§ **GOAL OF THE EXERCISE**: Which lines in the records below contain the word "ylabel"? Copy each of them.
------ EXERCISE DATA
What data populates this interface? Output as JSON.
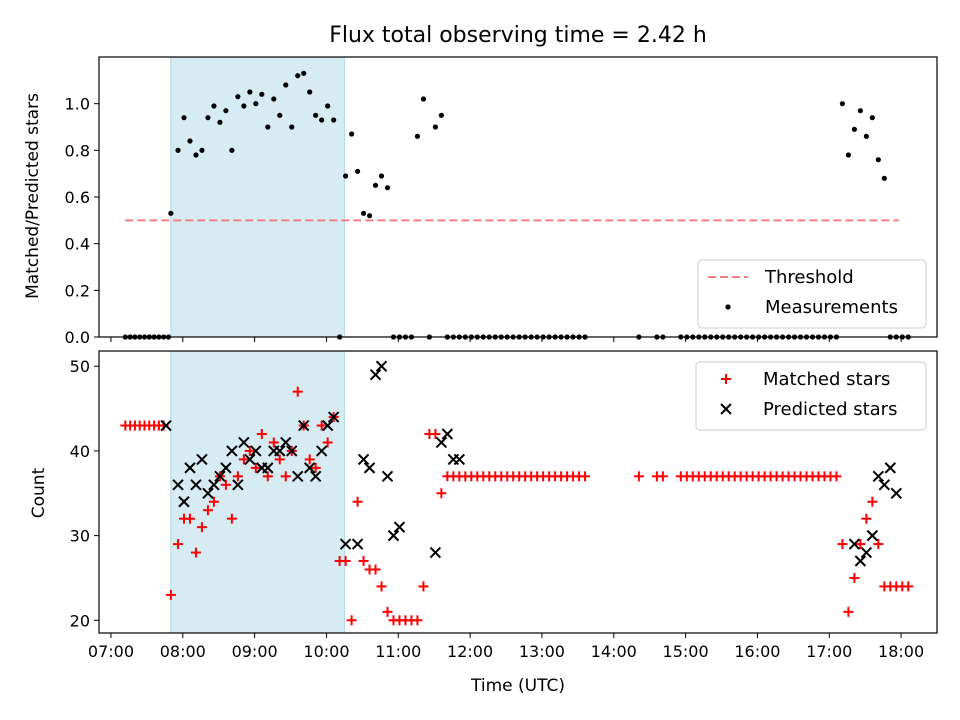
{
  "chart_data": [
    {
      "type": "scatter",
      "title": "Flux total observing time = 2.42 h",
      "ylabel": "Matched/Predicted stars",
      "xlabel": "",
      "xlim": [
        "06:50",
        "18:30"
      ],
      "ylim": [
        0,
        1.2
      ],
      "yticks": [
        0.0,
        0.2,
        0.4,
        0.6,
        0.8,
        1.0
      ],
      "ytick_labels": [
        "0.0",
        "0.2",
        "0.4",
        "0.6",
        "0.8",
        "1.0"
      ],
      "highlight_span": [
        "07:50",
        "10:15"
      ],
      "highlight_color": "#add8e6",
      "threshold": {
        "name": "Threshold",
        "value": 0.5,
        "x_range": [
          "07:12",
          "17:58"
        ],
        "color": "#f08080"
      },
      "legend_position": "lower-right",
      "series": [
        {
          "name": "Measurements",
          "color": "#000000",
          "x": [
            "07:12",
            "07:16",
            "07:20",
            "07:24",
            "07:28",
            "07:32",
            "07:36",
            "07:40",
            "07:44",
            "07:48",
            "07:50",
            "07:56",
            "08:01",
            "08:06",
            "08:11",
            "08:16",
            "08:21",
            "08:26",
            "08:31",
            "08:36",
            "08:41",
            "08:46",
            "08:51",
            "08:56",
            "09:01",
            "09:06",
            "09:11",
            "09:16",
            "09:21",
            "09:26",
            "09:31",
            "09:36",
            "09:41",
            "09:46",
            "09:51",
            "09:56",
            "10:01",
            "10:06",
            "10:11",
            "10:16",
            "10:21",
            "10:26",
            "10:31",
            "10:36",
            "10:41",
            "10:46",
            "10:51",
            "10:56",
            "11:01",
            "11:06",
            "11:11",
            "11:16",
            "11:21",
            "11:26",
            "11:31",
            "11:36",
            "11:41",
            "11:46",
            "11:51",
            "11:56",
            "12:01",
            "12:06",
            "12:11",
            "12:16",
            "12:21",
            "12:26",
            "12:31",
            "12:36",
            "12:41",
            "12:46",
            "12:51",
            "12:56",
            "13:01",
            "13:06",
            "13:11",
            "13:16",
            "13:21",
            "13:26",
            "13:31",
            "13:36",
            "14:21",
            "14:36",
            "14:41",
            "14:56",
            "15:01",
            "15:06",
            "15:11",
            "15:16",
            "15:21",
            "15:26",
            "15:31",
            "15:36",
            "15:41",
            "15:46",
            "15:51",
            "15:56",
            "16:01",
            "16:06",
            "16:11",
            "16:16",
            "16:21",
            "16:26",
            "16:31",
            "16:36",
            "16:41",
            "16:46",
            "16:51",
            "16:56",
            "17:01",
            "17:06",
            "17:11",
            "17:16",
            "17:21",
            "17:26",
            "17:31",
            "17:36",
            "17:41",
            "17:46",
            "17:51",
            "17:56",
            "18:01",
            "18:06"
          ],
          "y": [
            0,
            0,
            0,
            0,
            0,
            0,
            0,
            0,
            0,
            0,
            0.53,
            0.8,
            0.94,
            0.84,
            0.78,
            0.8,
            0.94,
            0.99,
            0.92,
            0.97,
            0.8,
            1.03,
            0.99,
            1.05,
            1.0,
            1.04,
            0.9,
            1.02,
            0.95,
            1.08,
            0.9,
            1.12,
            1.13,
            1.05,
            0.95,
            0.93,
            0.99,
            0.93,
            0,
            0.69,
            0.87,
            0.71,
            0.53,
            0.52,
            0.65,
            0.69,
            0.64,
            0,
            0,
            0,
            0,
            0.86,
            1.02,
            0,
            0.9,
            0.95,
            0,
            0,
            0,
            0,
            0,
            0,
            0,
            0,
            0,
            0,
            0,
            0,
            0,
            0,
            0,
            0,
            0,
            0,
            0,
            0,
            0,
            0,
            0,
            0,
            0,
            0,
            0,
            0,
            0,
            0,
            0,
            0,
            0,
            0,
            0,
            0,
            0,
            0,
            0,
            0,
            0,
            0,
            0,
            0,
            0,
            0,
            0,
            0,
            0,
            0,
            0,
            0,
            0,
            0,
            1.0,
            0.78,
            0.89,
            0.97,
            0.86,
            0.94,
            0.76,
            0.68,
            0,
            0,
            0,
            0
          ]
        }
      ]
    },
    {
      "type": "scatter",
      "title": "",
      "ylabel": "Count",
      "xlabel": "Time (UTC)",
      "xlim": [
        "06:50",
        "18:30"
      ],
      "ylim": [
        18.5,
        51.8
      ],
      "yticks": [
        20,
        30,
        40,
        50
      ],
      "ytick_labels": [
        "20",
        "30",
        "40",
        "50"
      ],
      "xticks": [
        "07:00",
        "08:00",
        "09:00",
        "10:00",
        "11:00",
        "12:00",
        "13:00",
        "14:00",
        "15:00",
        "16:00",
        "17:00",
        "18:00"
      ],
      "xtick_labels": [
        "07:00",
        "08:00",
        "09:00",
        "10:00",
        "11:00",
        "12:00",
        "13:00",
        "14:00",
        "15:00",
        "16:00",
        "17:00",
        "18:00"
      ],
      "highlight_span": [
        "07:50",
        "10:15"
      ],
      "highlight_color": "#add8e6",
      "legend_position": "upper-right",
      "series": [
        {
          "name": "Matched stars",
          "marker": "plus",
          "color": "#ff0000",
          "x": [
            "07:12",
            "07:16",
            "07:20",
            "07:24",
            "07:28",
            "07:32",
            "07:36",
            "07:40",
            "07:44",
            "07:50",
            "07:56",
            "08:01",
            "08:06",
            "08:11",
            "08:16",
            "08:21",
            "08:26",
            "08:31",
            "08:36",
            "08:41",
            "08:46",
            "08:51",
            "08:56",
            "09:01",
            "09:06",
            "09:11",
            "09:16",
            "09:21",
            "09:26",
            "09:31",
            "09:36",
            "09:41",
            "09:46",
            "09:51",
            "09:56",
            "10:01",
            "10:06",
            "10:11",
            "10:16",
            "10:21",
            "10:26",
            "10:31",
            "10:36",
            "10:41",
            "10:46",
            "10:51",
            "10:56",
            "11:01",
            "11:06",
            "11:11",
            "11:16",
            "11:21",
            "11:26",
            "11:31",
            "11:36",
            "11:41",
            "11:46",
            "11:51",
            "11:56",
            "12:01",
            "12:06",
            "12:11",
            "12:16",
            "12:21",
            "12:26",
            "12:31",
            "12:36",
            "12:41",
            "12:46",
            "12:51",
            "12:56",
            "13:01",
            "13:06",
            "13:11",
            "13:16",
            "13:21",
            "13:26",
            "13:31",
            "13:36",
            "14:21",
            "14:36",
            "14:41",
            "14:56",
            "15:01",
            "15:06",
            "15:11",
            "15:16",
            "15:21",
            "15:26",
            "15:31",
            "15:36",
            "15:41",
            "15:46",
            "15:51",
            "15:56",
            "16:01",
            "16:06",
            "16:11",
            "16:16",
            "16:21",
            "16:26",
            "16:31",
            "16:36",
            "16:41",
            "16:46",
            "16:51",
            "16:56",
            "17:01",
            "17:06",
            "17:11",
            "17:16",
            "17:21",
            "17:26",
            "17:31",
            "17:36",
            "17:41",
            "17:46",
            "17:51",
            "17:56",
            "18:01",
            "18:06"
          ],
          "y": [
            43,
            43,
            43,
            43,
            43,
            43,
            43,
            43,
            43,
            23,
            29,
            32,
            32,
            28,
            31,
            33,
            34,
            37,
            36,
            32,
            37,
            39,
            40,
            38,
            42,
            37,
            41,
            39,
            37,
            40,
            47,
            43,
            39,
            38,
            43,
            41,
            44,
            27,
            27,
            20,
            34,
            27,
            26,
            26,
            24,
            21,
            20,
            20,
            20,
            20,
            20,
            24,
            42,
            42,
            35,
            37,
            37,
            37,
            37,
            37,
            37,
            37,
            37,
            37,
            37,
            37,
            37,
            37,
            37,
            37,
            37,
            37,
            37,
            37,
            37,
            37,
            37,
            37,
            37,
            37,
            37,
            37,
            37,
            37,
            37,
            37,
            37,
            37,
            37,
            37,
            37,
            37,
            37,
            37,
            37,
            37,
            37,
            37,
            37,
            37,
            37,
            37,
            37,
            37,
            37,
            37,
            37,
            37,
            37,
            29,
            21,
            25,
            29,
            32,
            34,
            29,
            24,
            24,
            24,
            24,
            24
          ]
        },
        {
          "name": "Predicted stars",
          "marker": "x",
          "color": "#000000",
          "x": [
            "07:46",
            "07:56",
            "08:01",
            "08:06",
            "08:11",
            "08:16",
            "08:21",
            "08:26",
            "08:31",
            "08:36",
            "08:41",
            "08:46",
            "08:51",
            "08:56",
            "09:01",
            "09:06",
            "09:11",
            "09:16",
            "09:21",
            "09:26",
            "09:31",
            "09:36",
            "09:41",
            "09:46",
            "09:51",
            "09:56",
            "10:01",
            "10:06",
            "10:16",
            "10:26",
            "10:31",
            "10:36",
            "10:41",
            "10:46",
            "10:51",
            "10:56",
            "11:01",
            "11:31",
            "11:36",
            "11:41",
            "11:46",
            "11:51",
            "17:21",
            "17:26",
            "17:31",
            "17:36",
            "17:41",
            "17:46",
            "17:51",
            "17:56"
          ],
          "y": [
            43,
            36,
            34,
            38,
            36,
            39,
            35,
            36,
            37,
            38,
            40,
            36,
            41,
            39,
            40,
            38,
            38,
            40,
            40,
            41,
            40,
            37,
            43,
            38,
            37,
            40,
            43,
            44,
            29,
            29,
            39,
            38,
            49,
            50,
            37,
            30,
            31,
            28,
            41,
            42,
            39,
            39,
            29,
            27,
            28,
            30,
            37,
            36,
            38,
            35
          ]
        }
      ]
    }
  ]
}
------------
§ **SOLUTION**:
      "ylabel": "Matched/Predicted stars",
      "ylabel": "Count",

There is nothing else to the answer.